Requirements - Retype each entry below, keeping every character the same.

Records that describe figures

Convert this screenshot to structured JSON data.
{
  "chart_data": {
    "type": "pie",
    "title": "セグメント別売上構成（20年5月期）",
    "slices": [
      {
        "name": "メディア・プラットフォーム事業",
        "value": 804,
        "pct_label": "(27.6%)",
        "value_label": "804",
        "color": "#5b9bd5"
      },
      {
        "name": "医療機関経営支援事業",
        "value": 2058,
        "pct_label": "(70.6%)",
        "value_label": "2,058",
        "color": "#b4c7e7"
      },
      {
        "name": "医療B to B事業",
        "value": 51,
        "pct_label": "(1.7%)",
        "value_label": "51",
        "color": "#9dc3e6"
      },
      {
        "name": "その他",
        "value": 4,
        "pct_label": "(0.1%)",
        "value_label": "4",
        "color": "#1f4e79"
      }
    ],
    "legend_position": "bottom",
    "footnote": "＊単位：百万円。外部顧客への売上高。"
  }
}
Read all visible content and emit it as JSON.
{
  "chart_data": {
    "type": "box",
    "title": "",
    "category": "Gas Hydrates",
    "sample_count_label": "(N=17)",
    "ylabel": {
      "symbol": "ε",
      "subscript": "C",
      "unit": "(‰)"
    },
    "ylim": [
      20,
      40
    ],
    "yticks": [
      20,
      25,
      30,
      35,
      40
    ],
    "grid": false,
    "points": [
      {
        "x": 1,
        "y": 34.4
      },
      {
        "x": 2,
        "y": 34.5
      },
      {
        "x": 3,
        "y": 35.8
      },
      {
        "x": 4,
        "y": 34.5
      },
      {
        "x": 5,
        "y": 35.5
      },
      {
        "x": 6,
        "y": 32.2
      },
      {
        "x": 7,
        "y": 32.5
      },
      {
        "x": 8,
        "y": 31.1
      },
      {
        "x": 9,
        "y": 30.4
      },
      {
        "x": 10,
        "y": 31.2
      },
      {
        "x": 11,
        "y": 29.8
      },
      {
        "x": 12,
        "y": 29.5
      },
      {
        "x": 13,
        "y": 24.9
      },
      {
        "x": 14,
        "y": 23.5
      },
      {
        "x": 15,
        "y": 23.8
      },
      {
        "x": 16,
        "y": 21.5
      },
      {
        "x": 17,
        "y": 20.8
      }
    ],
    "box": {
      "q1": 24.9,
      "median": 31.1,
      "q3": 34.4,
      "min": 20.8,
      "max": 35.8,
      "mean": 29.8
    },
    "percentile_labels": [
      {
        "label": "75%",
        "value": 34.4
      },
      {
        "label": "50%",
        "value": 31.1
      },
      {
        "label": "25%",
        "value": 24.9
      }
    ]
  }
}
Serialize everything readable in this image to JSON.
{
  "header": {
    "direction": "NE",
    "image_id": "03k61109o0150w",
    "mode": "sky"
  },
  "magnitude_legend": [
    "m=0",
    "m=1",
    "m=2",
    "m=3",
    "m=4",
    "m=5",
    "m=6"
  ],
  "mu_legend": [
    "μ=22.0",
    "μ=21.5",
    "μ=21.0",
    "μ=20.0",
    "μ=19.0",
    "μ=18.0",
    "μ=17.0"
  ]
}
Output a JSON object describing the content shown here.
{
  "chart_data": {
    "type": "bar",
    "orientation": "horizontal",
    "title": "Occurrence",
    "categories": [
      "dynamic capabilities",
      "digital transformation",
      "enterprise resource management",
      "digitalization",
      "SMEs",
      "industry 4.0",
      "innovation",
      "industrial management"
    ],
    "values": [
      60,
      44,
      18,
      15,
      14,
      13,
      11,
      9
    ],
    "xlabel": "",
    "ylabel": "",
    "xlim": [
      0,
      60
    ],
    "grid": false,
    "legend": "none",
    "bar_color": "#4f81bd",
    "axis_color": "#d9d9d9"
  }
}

Full response -
Convert this screenshot to structured JSON data.
{
  "chart_data": {
    "type": "pie",
    "title": "セグメント別売上構成（20年5月期）",
    "slices": [
      {
        "name": "メディア・プラットフォーム事業",
        "value": 804,
        "pct_label": "(27.6%)",
        "value_label": "804",
        "color": "#5b9bd5"
      },
      {
        "name": "医療機関経営支援事業",
        "value": 2058,
        "pct_label": "(70.6%)",
        "value_label": "2,058",
        "color": "#b4c7e7"
      },
      {
        "name": "医療B to B事業",
        "value": 51,
        "pct_label": "(1.7%)",
        "value_label": "51",
        "color": "#9dc3e6"
      },
      {
        "name": "その他",
        "value": 4,
        "pct_label": "(0.1%)",
        "value_label": "4",
        "color": "#1f4e79"
      }
    ],
    "legend_position": "bottom",
    "footnote": "＊単位：百万円。外部顧客への売上高。"
  }
}
Read all visible content and emit it as JSON.
{
  "chart_data": {
    "type": "box",
    "title": "",
    "category": "Gas Hydrates",
    "sample_count_label": "(N=17)",
    "ylabel": {
      "symbol": "ε",
      "subscript": "C",
      "unit": "(‰)"
    },
    "ylim": [
      20,
      40
    ],
    "yticks": [
      20,
      25,
      30,
      35,
      40
    ],
    "grid": false,
    "points": [
      {
        "x": 1,
        "y": 34.4
      },
      {
        "x": 2,
        "y": 34.5
      },
      {
        "x": 3,
        "y": 35.8
      },
      {
        "x": 4,
        "y": 34.5
      },
      {
        "x": 5,
        "y": 35.5
      },
      {
        "x": 6,
        "y": 32.2
      },
      {
        "x": 7,
        "y": 32.5
      },
      {
        "x": 8,
        "y": 31.1
      },
      {
        "x": 9,
        "y": 30.4
      },
      {
        "x": 10,
        "y": 31.2
      },
      {
        "x": 11,
        "y": 29.8
      },
      {
        "x": 12,
        "y": 29.5
      },
      {
        "x": 13,
        "y": 24.9
      },
      {
        "x": 14,
        "y": 23.5
      },
      {
        "x": 15,
        "y": 23.8
      },
      {
        "x": 16,
        "y": 21.5
      },
      {
        "x": 17,
        "y": 20.8
      }
    ],
    "box": {
      "q1": 24.9,
      "median": 31.1,
      "q3": 34.4,
      "min": 20.8,
      "max": 35.8,
      "mean": 29.8
    },
    "percentile_labels": [
      {
        "label": "75%",
        "value": 34.4
      },
      {
        "label": "50%",
        "value": 31.1
      },
      {
        "label": "25%",
        "value": 24.9
      }
    ]
  }
}
Serialize everything readable in this image to JSON.
{
  "header": {
    "direction": "NE",
    "image_id": "03k61109o0150w",
    "mode": "sky"
  },
  "magnitude_legend": [
    "m=0",
    "m=1",
    "m=2",
    "m=3",
    "m=4",
    "m=5",
    "m=6"
  ],
  "mu_legend": [
    "μ=22.0",
    "μ=21.5",
    "μ=21.0",
    "μ=20.0",
    "μ=19.0",
    "μ=18.0",
    "μ=17.0"
  ]
}
Output a JSON object describing the content shown here.
{
  "chart_data": {
    "type": "bar",
    "orientation": "horizontal",
    "title": "Occurrence",
    "categories": [
      "dynamic capabilities",
      "digital transformation",
      "enterprise resource management",
      "digitalization",
      "SMEs",
      "industry 4.0",
      "innovation",
      "industrial management"
    ],
    "values": [
      60,
      44,
      18,
      15,
      14,
      13,
      11,
      9
    ],
    "xlabel": "",
    "ylabel": "",
    "xlim": [
      0,
      60
    ],
    "grid": false,
    "legend": "none",
    "bar_color": "#4f81bd",
    "axis_color": "#d9d9d9"
  }
}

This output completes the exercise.